**Provided data**
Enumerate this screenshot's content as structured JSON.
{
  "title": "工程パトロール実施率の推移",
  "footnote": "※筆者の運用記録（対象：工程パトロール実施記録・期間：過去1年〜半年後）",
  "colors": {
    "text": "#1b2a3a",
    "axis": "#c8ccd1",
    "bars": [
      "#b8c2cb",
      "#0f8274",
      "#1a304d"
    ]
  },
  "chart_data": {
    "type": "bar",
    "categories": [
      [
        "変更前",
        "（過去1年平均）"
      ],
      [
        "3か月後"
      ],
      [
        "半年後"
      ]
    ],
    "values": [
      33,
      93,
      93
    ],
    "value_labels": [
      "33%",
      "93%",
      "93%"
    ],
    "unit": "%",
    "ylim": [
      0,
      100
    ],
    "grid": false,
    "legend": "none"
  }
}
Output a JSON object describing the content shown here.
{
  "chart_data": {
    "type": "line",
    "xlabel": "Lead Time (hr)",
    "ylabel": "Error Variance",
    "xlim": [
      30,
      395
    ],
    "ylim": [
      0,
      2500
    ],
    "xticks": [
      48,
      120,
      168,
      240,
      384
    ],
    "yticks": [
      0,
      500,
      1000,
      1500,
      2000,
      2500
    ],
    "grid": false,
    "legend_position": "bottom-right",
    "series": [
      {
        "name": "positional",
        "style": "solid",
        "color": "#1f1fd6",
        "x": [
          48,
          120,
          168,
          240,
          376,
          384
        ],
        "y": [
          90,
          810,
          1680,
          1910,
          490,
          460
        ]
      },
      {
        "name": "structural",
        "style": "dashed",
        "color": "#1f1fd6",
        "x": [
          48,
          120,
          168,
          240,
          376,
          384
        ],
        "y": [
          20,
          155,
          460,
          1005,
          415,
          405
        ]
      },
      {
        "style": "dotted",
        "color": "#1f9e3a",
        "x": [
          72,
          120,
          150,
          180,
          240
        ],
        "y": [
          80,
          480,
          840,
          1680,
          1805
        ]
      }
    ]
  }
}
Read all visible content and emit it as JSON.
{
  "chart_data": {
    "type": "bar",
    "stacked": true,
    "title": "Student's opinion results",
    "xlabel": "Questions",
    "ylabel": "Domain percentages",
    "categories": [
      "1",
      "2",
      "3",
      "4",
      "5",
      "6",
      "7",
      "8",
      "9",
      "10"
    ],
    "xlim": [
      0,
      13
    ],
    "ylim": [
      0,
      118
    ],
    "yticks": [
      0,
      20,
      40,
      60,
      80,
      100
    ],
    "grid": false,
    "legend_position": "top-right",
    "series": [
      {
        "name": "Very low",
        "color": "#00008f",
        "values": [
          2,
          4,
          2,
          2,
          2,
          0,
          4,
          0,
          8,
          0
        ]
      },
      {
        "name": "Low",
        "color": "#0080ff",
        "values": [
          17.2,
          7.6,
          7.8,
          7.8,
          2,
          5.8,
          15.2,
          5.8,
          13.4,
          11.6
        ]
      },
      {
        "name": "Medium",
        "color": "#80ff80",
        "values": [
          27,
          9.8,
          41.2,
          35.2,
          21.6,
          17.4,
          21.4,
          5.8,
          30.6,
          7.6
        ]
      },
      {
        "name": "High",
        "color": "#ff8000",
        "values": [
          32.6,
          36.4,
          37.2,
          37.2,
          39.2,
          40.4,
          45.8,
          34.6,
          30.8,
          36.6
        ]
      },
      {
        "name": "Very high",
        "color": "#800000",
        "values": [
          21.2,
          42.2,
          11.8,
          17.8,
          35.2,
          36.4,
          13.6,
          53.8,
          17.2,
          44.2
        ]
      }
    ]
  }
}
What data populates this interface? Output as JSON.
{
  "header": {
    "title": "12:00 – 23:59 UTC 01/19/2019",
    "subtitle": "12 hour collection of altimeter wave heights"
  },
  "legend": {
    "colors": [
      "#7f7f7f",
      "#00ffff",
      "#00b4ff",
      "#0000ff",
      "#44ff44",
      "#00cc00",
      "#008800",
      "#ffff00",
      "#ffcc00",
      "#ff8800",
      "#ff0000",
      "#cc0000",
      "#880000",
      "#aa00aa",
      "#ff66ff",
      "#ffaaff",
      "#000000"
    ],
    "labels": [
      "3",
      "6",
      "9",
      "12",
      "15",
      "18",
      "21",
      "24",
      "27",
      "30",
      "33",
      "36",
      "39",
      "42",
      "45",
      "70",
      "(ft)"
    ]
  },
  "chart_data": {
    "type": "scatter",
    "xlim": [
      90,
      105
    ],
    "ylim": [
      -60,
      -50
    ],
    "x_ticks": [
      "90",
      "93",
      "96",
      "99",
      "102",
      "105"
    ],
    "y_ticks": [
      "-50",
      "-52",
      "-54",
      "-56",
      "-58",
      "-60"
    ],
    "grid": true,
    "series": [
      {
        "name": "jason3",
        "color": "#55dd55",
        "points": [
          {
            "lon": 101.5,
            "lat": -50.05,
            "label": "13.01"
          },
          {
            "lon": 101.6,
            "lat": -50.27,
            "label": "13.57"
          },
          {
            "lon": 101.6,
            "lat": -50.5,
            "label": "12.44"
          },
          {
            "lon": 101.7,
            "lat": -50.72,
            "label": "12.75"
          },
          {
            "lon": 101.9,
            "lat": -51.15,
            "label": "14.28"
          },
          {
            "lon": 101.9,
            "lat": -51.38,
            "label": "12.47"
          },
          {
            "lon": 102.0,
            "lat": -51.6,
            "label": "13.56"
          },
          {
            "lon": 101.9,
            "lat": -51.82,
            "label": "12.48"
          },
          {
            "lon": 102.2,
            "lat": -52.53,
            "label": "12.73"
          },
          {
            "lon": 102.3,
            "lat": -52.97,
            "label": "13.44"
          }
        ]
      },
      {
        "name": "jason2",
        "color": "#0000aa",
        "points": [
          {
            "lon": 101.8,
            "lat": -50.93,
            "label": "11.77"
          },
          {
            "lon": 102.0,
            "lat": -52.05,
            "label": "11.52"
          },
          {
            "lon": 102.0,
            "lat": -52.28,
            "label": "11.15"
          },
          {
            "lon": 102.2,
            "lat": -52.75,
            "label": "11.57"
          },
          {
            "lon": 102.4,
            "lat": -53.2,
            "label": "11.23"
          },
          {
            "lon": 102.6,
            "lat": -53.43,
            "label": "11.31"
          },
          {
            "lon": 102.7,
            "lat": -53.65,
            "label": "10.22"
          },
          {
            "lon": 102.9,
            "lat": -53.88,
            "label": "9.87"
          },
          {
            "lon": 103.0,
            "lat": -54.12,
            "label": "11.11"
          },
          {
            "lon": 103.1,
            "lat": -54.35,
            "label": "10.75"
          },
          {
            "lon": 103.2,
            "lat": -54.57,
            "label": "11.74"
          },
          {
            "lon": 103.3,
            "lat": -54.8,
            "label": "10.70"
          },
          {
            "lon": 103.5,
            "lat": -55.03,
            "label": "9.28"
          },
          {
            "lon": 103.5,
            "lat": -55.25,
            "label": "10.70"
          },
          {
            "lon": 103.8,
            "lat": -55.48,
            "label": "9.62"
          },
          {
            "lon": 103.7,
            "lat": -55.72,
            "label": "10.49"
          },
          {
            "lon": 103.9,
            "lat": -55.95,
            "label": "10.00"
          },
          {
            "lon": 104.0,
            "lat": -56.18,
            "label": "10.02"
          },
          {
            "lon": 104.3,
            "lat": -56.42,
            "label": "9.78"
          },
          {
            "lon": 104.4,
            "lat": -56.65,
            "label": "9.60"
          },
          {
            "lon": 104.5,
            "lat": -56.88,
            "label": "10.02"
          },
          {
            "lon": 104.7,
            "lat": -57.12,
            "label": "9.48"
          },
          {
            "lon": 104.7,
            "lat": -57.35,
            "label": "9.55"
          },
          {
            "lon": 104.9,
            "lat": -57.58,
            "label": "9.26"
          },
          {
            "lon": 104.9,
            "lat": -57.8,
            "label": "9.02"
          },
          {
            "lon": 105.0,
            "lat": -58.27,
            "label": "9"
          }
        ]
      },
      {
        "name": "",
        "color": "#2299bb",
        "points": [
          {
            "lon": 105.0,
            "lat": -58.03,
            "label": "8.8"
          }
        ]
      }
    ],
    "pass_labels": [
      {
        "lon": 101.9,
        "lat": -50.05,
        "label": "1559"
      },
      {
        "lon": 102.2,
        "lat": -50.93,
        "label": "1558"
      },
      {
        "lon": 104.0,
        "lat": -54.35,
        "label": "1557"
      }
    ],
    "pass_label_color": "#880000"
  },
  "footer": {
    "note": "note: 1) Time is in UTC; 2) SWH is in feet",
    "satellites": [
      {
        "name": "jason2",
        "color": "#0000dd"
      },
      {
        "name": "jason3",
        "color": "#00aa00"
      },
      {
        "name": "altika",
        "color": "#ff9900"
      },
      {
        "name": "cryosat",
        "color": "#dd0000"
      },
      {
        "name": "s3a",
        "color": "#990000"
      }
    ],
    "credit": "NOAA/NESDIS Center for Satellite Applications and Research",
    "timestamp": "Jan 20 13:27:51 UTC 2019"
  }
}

**What to work on**
Tally how many lines in the material above hold the word "Output". Write only that number.

**Reply to the task**
2